### Aim of the task
Wherever "JSON" appears in a line, copy that line.

### Data excerpts
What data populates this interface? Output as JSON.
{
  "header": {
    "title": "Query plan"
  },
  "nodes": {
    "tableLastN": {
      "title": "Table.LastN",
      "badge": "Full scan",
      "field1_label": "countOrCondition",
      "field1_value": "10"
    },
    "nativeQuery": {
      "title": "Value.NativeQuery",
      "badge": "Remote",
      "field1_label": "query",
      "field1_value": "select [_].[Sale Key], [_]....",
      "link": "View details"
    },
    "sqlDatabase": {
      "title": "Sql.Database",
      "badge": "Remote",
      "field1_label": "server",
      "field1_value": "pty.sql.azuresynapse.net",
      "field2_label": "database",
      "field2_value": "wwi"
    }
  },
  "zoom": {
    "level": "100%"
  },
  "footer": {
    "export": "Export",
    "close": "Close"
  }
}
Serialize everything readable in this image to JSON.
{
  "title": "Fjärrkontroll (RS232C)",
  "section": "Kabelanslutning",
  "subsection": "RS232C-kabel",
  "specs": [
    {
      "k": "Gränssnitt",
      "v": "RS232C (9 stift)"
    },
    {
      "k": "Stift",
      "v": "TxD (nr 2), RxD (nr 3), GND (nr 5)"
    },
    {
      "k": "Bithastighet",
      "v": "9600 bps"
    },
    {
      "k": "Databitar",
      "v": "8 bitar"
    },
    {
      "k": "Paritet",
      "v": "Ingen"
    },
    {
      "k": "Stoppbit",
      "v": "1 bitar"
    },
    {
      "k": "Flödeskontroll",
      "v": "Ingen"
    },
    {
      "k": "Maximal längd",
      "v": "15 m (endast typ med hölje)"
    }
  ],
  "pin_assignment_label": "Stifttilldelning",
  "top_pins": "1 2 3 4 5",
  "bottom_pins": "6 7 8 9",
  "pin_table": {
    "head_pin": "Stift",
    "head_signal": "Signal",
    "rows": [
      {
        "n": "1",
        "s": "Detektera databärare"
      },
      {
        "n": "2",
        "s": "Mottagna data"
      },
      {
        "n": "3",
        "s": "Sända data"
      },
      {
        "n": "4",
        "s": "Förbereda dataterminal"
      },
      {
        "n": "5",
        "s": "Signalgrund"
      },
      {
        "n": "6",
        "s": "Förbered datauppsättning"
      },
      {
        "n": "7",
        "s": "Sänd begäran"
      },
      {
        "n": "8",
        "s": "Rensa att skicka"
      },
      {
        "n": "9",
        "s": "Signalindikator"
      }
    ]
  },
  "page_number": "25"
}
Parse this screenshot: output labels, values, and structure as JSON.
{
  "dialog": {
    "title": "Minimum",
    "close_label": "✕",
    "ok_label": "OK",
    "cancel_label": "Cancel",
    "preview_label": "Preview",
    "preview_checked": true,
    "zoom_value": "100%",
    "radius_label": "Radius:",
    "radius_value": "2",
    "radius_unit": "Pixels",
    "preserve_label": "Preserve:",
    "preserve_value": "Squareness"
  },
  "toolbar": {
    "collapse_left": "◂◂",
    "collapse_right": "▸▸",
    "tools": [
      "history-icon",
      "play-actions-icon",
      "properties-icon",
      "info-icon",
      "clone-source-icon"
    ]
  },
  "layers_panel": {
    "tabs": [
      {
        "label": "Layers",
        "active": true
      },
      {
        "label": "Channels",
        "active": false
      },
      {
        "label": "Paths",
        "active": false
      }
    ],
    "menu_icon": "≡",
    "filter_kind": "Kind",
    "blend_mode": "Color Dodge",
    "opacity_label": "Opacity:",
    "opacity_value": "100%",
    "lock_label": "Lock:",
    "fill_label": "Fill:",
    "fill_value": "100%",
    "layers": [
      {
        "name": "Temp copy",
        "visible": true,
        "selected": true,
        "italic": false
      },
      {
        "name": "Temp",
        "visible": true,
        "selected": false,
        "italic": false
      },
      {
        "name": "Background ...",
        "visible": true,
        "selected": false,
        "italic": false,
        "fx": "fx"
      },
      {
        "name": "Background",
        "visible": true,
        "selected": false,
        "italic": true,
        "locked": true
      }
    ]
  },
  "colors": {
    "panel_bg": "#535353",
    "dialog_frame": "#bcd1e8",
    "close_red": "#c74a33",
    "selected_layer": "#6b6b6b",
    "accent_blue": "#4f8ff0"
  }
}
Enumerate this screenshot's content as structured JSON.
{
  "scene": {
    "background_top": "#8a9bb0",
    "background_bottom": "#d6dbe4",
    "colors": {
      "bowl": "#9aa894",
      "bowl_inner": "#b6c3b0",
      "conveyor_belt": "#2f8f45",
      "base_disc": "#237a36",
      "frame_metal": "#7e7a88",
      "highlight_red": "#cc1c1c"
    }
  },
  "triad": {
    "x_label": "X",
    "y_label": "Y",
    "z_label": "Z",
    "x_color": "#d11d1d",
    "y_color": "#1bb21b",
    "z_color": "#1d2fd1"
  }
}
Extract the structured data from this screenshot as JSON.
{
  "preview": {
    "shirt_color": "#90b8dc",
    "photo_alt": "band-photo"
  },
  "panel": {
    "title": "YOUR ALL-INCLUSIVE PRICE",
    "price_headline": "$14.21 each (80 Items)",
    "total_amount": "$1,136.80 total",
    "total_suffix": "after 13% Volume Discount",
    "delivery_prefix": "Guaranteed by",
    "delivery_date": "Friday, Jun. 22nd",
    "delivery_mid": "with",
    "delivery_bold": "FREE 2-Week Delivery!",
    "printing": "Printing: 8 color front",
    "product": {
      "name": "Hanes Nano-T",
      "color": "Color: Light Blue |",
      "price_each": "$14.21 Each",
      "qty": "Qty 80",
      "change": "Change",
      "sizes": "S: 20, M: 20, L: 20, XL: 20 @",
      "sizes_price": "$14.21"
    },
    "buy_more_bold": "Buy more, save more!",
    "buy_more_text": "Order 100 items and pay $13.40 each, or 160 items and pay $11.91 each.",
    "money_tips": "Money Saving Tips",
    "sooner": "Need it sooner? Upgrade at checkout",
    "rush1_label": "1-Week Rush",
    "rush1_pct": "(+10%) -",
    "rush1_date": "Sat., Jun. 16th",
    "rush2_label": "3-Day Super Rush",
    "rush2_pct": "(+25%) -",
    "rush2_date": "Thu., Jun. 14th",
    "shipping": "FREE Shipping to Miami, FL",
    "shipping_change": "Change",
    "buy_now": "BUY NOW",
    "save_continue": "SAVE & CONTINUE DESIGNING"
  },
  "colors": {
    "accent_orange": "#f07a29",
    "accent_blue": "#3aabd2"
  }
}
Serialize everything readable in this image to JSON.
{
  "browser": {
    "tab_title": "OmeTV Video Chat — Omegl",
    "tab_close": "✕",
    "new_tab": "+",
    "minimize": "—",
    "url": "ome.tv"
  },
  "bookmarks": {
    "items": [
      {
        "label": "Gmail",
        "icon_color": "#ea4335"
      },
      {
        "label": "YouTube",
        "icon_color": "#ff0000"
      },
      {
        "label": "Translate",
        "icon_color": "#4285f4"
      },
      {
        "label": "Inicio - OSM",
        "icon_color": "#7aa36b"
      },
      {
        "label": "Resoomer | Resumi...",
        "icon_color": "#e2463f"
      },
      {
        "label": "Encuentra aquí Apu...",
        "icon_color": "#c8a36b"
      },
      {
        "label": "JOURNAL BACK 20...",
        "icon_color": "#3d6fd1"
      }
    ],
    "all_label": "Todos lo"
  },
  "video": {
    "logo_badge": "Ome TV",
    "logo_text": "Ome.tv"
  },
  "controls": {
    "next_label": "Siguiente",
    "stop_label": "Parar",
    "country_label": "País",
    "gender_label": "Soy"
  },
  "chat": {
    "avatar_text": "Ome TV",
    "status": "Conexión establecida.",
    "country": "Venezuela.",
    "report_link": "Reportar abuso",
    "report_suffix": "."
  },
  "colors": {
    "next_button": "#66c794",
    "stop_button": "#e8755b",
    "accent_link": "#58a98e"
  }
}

### Task answer
What data populates this interface? Output as JSON.
Serialize everything readable in this image to JSON.
Parse this screenshot: output labels, values, and structure as JSON.
Enumerate this screenshot's content as structured JSON.
Extract the structured data from this screenshot as JSON.
Serialize everything readable in this image to JSON.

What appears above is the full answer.